Data extracted from a collection:
◇ ◇ ◇ ◇

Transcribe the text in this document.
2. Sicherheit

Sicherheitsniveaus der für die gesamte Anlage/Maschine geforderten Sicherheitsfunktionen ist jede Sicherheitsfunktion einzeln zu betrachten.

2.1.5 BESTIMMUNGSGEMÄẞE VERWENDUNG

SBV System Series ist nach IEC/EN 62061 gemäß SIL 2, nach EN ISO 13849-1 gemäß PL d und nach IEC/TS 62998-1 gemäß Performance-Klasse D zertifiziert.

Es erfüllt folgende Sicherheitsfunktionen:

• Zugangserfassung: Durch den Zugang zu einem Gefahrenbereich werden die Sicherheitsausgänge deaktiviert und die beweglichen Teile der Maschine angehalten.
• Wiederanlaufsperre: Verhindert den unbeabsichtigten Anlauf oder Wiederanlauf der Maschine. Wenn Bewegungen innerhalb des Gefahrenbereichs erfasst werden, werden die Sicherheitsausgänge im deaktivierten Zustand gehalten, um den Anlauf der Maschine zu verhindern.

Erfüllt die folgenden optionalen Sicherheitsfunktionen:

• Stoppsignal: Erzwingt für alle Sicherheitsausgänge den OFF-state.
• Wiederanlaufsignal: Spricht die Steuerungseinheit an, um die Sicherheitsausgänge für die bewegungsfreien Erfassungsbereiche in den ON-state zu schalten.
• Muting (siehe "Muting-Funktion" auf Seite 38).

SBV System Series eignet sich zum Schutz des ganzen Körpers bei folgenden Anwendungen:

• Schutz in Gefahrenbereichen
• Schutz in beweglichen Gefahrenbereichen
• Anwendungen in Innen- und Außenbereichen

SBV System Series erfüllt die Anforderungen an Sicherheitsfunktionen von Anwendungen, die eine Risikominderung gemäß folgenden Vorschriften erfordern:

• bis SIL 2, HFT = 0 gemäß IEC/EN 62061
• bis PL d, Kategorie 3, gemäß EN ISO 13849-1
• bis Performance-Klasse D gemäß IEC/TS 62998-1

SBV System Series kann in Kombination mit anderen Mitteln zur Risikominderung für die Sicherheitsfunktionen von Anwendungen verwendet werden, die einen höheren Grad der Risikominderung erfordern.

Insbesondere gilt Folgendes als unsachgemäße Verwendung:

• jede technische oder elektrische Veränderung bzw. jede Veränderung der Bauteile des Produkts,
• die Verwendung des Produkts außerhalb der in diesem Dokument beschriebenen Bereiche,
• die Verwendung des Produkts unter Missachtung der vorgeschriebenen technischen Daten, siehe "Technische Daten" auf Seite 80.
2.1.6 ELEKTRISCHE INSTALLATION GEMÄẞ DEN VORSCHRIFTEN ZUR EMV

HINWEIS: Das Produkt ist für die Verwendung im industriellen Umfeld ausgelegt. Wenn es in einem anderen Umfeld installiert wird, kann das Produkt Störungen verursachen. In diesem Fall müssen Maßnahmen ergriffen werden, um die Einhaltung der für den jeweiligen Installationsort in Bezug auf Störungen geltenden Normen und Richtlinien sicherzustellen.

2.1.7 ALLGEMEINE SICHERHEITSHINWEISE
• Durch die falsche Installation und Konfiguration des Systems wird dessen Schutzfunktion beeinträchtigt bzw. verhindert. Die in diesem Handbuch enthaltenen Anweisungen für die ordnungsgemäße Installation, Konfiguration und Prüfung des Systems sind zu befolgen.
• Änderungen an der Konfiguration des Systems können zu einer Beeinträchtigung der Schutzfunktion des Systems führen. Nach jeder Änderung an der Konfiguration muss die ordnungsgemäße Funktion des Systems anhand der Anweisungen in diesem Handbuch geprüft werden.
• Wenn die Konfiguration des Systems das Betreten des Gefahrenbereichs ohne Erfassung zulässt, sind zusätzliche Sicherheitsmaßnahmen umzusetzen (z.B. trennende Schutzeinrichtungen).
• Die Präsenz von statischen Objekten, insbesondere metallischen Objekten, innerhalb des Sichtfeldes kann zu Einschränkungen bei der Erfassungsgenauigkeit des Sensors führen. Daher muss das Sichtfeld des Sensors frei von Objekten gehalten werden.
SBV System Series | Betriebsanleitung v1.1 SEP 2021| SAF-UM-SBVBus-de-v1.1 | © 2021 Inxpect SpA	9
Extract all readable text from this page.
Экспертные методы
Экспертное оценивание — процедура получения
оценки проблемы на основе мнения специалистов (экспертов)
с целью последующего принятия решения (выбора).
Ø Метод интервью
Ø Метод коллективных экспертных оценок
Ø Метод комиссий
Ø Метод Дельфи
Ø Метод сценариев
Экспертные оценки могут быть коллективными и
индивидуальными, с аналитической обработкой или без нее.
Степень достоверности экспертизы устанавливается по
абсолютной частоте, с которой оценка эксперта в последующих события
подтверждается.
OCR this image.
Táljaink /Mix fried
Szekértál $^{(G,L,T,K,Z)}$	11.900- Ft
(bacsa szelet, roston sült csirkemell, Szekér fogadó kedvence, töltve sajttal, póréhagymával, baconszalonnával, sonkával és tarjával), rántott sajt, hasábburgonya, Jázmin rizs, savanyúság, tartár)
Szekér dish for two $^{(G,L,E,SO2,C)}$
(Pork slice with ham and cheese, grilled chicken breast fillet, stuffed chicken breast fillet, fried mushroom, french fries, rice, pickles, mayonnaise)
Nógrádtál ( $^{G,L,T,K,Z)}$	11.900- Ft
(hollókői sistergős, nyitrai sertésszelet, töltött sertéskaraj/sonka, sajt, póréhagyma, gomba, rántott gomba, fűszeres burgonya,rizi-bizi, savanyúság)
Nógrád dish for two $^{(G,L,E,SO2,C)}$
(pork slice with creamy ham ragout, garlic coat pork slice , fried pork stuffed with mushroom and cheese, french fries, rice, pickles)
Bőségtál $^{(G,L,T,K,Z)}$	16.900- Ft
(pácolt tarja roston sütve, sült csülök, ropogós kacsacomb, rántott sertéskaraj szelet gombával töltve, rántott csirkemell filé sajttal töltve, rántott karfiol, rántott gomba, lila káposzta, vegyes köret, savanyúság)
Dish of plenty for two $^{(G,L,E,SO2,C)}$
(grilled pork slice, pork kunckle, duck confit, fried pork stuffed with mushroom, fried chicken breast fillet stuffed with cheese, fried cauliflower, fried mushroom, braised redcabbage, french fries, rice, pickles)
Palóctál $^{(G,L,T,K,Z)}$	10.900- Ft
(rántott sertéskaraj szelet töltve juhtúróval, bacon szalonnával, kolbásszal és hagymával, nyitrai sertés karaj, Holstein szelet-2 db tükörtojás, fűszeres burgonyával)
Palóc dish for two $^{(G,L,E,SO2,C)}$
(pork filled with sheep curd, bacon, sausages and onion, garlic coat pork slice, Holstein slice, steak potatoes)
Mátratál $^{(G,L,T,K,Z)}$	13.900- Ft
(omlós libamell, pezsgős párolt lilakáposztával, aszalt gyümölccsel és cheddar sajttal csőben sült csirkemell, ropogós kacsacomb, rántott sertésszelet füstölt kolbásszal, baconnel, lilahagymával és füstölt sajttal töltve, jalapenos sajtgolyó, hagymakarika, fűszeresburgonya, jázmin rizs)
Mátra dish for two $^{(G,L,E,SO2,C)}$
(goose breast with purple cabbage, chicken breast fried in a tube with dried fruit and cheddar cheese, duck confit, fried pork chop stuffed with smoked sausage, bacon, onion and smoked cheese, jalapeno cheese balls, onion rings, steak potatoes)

◇ ◇ ◇ ◇

Work to complete: Using the entries above, please restate each one word for word.

The response:
Transcribe the text in this document.
2. Sicherheit

Sicherheitsniveaus der für die gesamte Anlage/Maschine geforderten Sicherheitsfunktionen ist jede Sicherheitsfunktion einzeln zu betrachten.

2.1.5 BESTIMMUNGSGEMÄẞE VERWENDUNG

SBV System Series ist nach IEC/EN 62061 gemäß SIL 2, nach EN ISO 13849-1 gemäß PL d und nach IEC/TS 62998-1 gemäß Performance-Klasse D zertifiziert.

Es erfüllt folgende Sicherheitsfunktionen:

• Zugangserfassung: Durch den Zugang zu einem Gefahrenbereich werden die Sicherheitsausgänge deaktiviert und die beweglichen Teile der Maschine angehalten.
• Wiederanlaufsperre: Verhindert den unbeabsichtigten Anlauf oder Wiederanlauf der Maschine. Wenn Bewegungen innerhalb des Gefahrenbereichs erfasst werden, werden die Sicherheitsausgänge im deaktivierten Zustand gehalten, um den Anlauf der Maschine zu verhindern.

Erfüllt die folgenden optionalen Sicherheitsfunktionen:

• Stoppsignal: Erzwingt für alle Sicherheitsausgänge den OFF-state.
• Wiederanlaufsignal: Spricht die Steuerungseinheit an, um die Sicherheitsausgänge für die bewegungsfreien Erfassungsbereiche in den ON-state zu schalten.
• Muting (siehe "Muting-Funktion" auf Seite 38).

SBV System Series eignet sich zum Schutz des ganzen Körpers bei folgenden Anwendungen:

• Schutz in Gefahrenbereichen
• Schutz in beweglichen Gefahrenbereichen
• Anwendungen in Innen- und Außenbereichen

SBV System Series erfüllt die Anforderungen an Sicherheitsfunktionen von Anwendungen, die eine Risikominderung gemäß folgenden Vorschriften erfordern:

• bis SIL 2, HFT = 0 gemäß IEC/EN 62061
• bis PL d, Kategorie 3, gemäß EN ISO 13849-1
• bis Performance-Klasse D gemäß IEC/TS 62998-1

SBV System Series kann in Kombination mit anderen Mitteln zur Risikominderung für die Sicherheitsfunktionen von Anwendungen verwendet werden, die einen höheren Grad der Risikominderung erfordern.

Insbesondere gilt Folgendes als unsachgemäße Verwendung:

• jede technische oder elektrische Veränderung bzw. jede Veränderung der Bauteile des Produkts,
• die Verwendung des Produkts außerhalb der in diesem Dokument beschriebenen Bereiche,
• die Verwendung des Produkts unter Missachtung der vorgeschriebenen technischen Daten, siehe "Technische Daten" auf Seite 80.
2.1.6 ELEKTRISCHE INSTALLATION GEMÄẞ DEN VORSCHRIFTEN ZUR EMV

HINWEIS: Das Produkt ist für die Verwendung im industriellen Umfeld ausgelegt. Wenn es in einem anderen Umfeld installiert wird, kann das Produkt Störungen verursachen. In diesem Fall müssen Maßnahmen ergriffen werden, um die Einhaltung der für den jeweiligen Installationsort in Bezug auf Störungen geltenden Normen und Richtlinien sicherzustellen.

2.1.7 ALLGEMEINE SICHERHEITSHINWEISE
• Durch die falsche Installation und Konfiguration des Systems wird dessen Schutzfunktion beeinträchtigt bzw. verhindert. Die in diesem Handbuch enthaltenen Anweisungen für die ordnungsgemäße Installation, Konfiguration und Prüfung des Systems sind zu befolgen.
• Änderungen an der Konfiguration des Systems können zu einer Beeinträchtigung der Schutzfunktion des Systems führen. Nach jeder Änderung an der Konfiguration muss die ordnungsgemäße Funktion des Systems anhand der Anweisungen in diesem Handbuch geprüft werden.
• Wenn die Konfiguration des Systems das Betreten des Gefahrenbereichs ohne Erfassung zulässt, sind zusätzliche Sicherheitsmaßnahmen umzusetzen (z.B. trennende Schutzeinrichtungen).
• Die Präsenz von statischen Objekten, insbesondere metallischen Objekten, innerhalb des Sichtfeldes kann zu Einschränkungen bei der Erfassungsgenauigkeit des Sensors führen. Daher muss das Sichtfeld des Sensors frei von Objekten gehalten werden.
SBV System Series | Betriebsanleitung v1.1 SEP 2021| SAF-UM-SBVBus-de-v1.1 | © 2021 Inxpect SpA	9
Extract all readable text from this page.
Экспертные методы
Экспертное оценивание — процедура получения
оценки проблемы на основе мнения специалистов (экспертов)
с целью последующего принятия решения (выбора).
Ø Метод интервью
Ø Метод коллективных экспертных оценок
Ø Метод комиссий
Ø Метод Дельфи
Ø Метод сценариев
Экспертные оценки могут быть коллективными и
индивидуальными, с аналитической обработкой или без нее.
Степень достоверности экспертизы устанавливается по
абсолютной частоте, с которой оценка эксперта в последующих события
подтверждается.
OCR this image.
Táljaink /Mix fried
Szekértál $^{(G,L,T,K,Z)}$	11.900- Ft
(bacsa szelet, roston sült csirkemell, Szekér fogadó kedvence, töltve sajttal, póréhagymával, baconszalonnával, sonkával és tarjával), rántott sajt, hasábburgonya, Jázmin rizs, savanyúság, tartár)
Szekér dish for two $^{(G,L,E,SO2,C)}$
(Pork slice with ham and cheese, grilled chicken breast fillet, stuffed chicken breast fillet, fried mushroom, french fries, rice, pickles, mayonnaise)
Nógrádtál ( $^{G,L,T,K,Z)}$	11.900- Ft
(hollókői sistergős, nyitrai sertésszelet, töltött sertéskaraj/sonka, sajt, póréhagyma, gomba, rántott gomba, fűszeres burgonya,rizi-bizi, savanyúság)
Nógrád dish for two $^{(G,L,E,SO2,C)}$
(pork slice with creamy ham ragout, garlic coat pork slice , fried pork stuffed with mushroom and cheese, french fries, rice, pickles)
Bőségtál $^{(G,L,T,K,Z)}$	16.900- Ft
(pácolt tarja roston sütve, sült csülök, ropogós kacsacomb, rántott sertéskaraj szelet gombával töltve, rántott csirkemell filé sajttal töltve, rántott karfiol, rántott gomba, lila káposzta, vegyes köret, savanyúság)
Dish of plenty for two $^{(G,L,E,SO2,C)}$
(grilled pork slice, pork kunckle, duck confit, fried pork stuffed with mushroom, fried chicken breast fillet stuffed with cheese, fried cauliflower, fried mushroom, braised redcabbage, french fries, rice, pickles)
Palóctál $^{(G,L,T,K,Z)}$	10.900- Ft
(rántott sertéskaraj szelet töltve juhtúróval, bacon szalonnával, kolbásszal és hagymával, nyitrai sertés karaj, Holstein szelet-2 db tükörtojás, fűszeres burgonyával)
Palóc dish for two $^{(G,L,E,SO2,C)}$
(pork filled with sheep curd, bacon, sausages and onion, garlic coat pork slice, Holstein slice, steak potatoes)
Mátratál $^{(G,L,T,K,Z)}$	13.900- Ft
(omlós libamell, pezsgős párolt lilakáposztával, aszalt gyümölccsel és cheddar sajttal csőben sült csirkemell, ropogós kacsacomb, rántott sertésszelet füstölt kolbásszal, baconnel, lilahagymával és füstölt sajttal töltve, jalapenos sajtgolyó, hagymakarika, fűszeresburgonya, jázmin rizs)
Mátra dish for two $^{(G,L,E,SO2,C)}$
(goose breast with purple cabbage, chicken breast fried in a tube with dried fruit and cheddar cheese, duck confit, fried pork chop stuffed with smoked sausage, bacon, onion and smoked cheese, jalapeno cheese balls, onion rings, steak potatoes)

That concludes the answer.